***** Recorded data *****

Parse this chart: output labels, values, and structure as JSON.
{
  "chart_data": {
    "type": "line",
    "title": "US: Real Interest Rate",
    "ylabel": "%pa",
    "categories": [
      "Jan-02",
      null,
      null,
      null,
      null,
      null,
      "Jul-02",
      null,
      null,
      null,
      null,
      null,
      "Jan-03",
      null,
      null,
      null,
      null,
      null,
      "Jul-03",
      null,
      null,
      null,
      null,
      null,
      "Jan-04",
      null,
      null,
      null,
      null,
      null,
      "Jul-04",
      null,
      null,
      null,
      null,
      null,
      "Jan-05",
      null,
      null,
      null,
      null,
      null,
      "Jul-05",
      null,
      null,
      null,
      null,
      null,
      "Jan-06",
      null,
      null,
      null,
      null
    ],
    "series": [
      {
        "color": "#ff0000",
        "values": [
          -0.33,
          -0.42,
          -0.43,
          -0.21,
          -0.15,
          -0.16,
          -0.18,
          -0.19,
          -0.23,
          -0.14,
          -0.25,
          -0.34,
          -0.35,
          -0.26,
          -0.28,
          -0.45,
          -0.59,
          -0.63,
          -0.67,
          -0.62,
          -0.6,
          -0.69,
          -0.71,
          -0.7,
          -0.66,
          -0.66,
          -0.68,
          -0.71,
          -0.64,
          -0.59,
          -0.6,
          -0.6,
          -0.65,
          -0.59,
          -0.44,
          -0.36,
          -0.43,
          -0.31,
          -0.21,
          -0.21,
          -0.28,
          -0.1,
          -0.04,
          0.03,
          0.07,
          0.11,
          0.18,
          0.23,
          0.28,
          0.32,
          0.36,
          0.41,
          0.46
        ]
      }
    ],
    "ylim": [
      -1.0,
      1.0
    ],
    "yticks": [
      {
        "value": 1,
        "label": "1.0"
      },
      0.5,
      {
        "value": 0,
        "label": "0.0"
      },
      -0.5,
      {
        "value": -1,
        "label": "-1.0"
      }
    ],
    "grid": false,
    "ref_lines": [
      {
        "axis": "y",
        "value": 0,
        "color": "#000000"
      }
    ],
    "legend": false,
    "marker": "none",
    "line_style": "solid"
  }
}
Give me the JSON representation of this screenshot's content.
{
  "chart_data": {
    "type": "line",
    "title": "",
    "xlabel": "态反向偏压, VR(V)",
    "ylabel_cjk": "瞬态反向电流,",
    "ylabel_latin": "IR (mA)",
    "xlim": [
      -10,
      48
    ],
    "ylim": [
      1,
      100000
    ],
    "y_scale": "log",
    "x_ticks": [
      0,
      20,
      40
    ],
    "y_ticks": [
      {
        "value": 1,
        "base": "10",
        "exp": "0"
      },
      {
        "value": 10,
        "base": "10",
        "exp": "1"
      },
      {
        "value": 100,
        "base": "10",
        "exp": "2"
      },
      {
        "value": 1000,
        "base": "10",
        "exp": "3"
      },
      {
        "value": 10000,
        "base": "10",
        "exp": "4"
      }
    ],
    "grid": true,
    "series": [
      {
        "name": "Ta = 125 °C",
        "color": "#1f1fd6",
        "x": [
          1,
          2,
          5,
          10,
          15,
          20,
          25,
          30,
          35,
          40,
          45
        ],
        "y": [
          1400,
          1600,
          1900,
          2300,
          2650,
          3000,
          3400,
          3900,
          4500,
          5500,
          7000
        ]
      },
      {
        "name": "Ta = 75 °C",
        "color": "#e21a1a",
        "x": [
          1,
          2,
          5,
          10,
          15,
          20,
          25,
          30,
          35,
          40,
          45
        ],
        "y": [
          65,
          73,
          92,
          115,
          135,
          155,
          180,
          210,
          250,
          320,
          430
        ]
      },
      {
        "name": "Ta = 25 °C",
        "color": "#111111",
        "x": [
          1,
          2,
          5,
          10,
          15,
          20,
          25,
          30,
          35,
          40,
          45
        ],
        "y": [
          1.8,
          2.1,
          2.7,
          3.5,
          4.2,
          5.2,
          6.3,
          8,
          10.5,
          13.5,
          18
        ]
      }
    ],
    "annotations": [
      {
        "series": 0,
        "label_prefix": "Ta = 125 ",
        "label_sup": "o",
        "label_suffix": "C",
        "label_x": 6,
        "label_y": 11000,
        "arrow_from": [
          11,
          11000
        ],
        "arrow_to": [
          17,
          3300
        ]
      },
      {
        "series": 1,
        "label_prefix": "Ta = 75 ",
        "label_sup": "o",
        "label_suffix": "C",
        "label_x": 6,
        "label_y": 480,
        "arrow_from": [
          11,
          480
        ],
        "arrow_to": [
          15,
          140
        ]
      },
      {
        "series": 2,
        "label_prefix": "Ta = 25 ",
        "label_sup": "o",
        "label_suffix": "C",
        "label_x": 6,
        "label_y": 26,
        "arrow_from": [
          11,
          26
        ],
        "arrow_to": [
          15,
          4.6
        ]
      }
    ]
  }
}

*****

◆ Task objective
Extract all lines containing the word "JSON".

◆ Solution for this task
Parse this chart: output labels, values, and structure as JSON.
Give me the JSON representation of this screenshot's content.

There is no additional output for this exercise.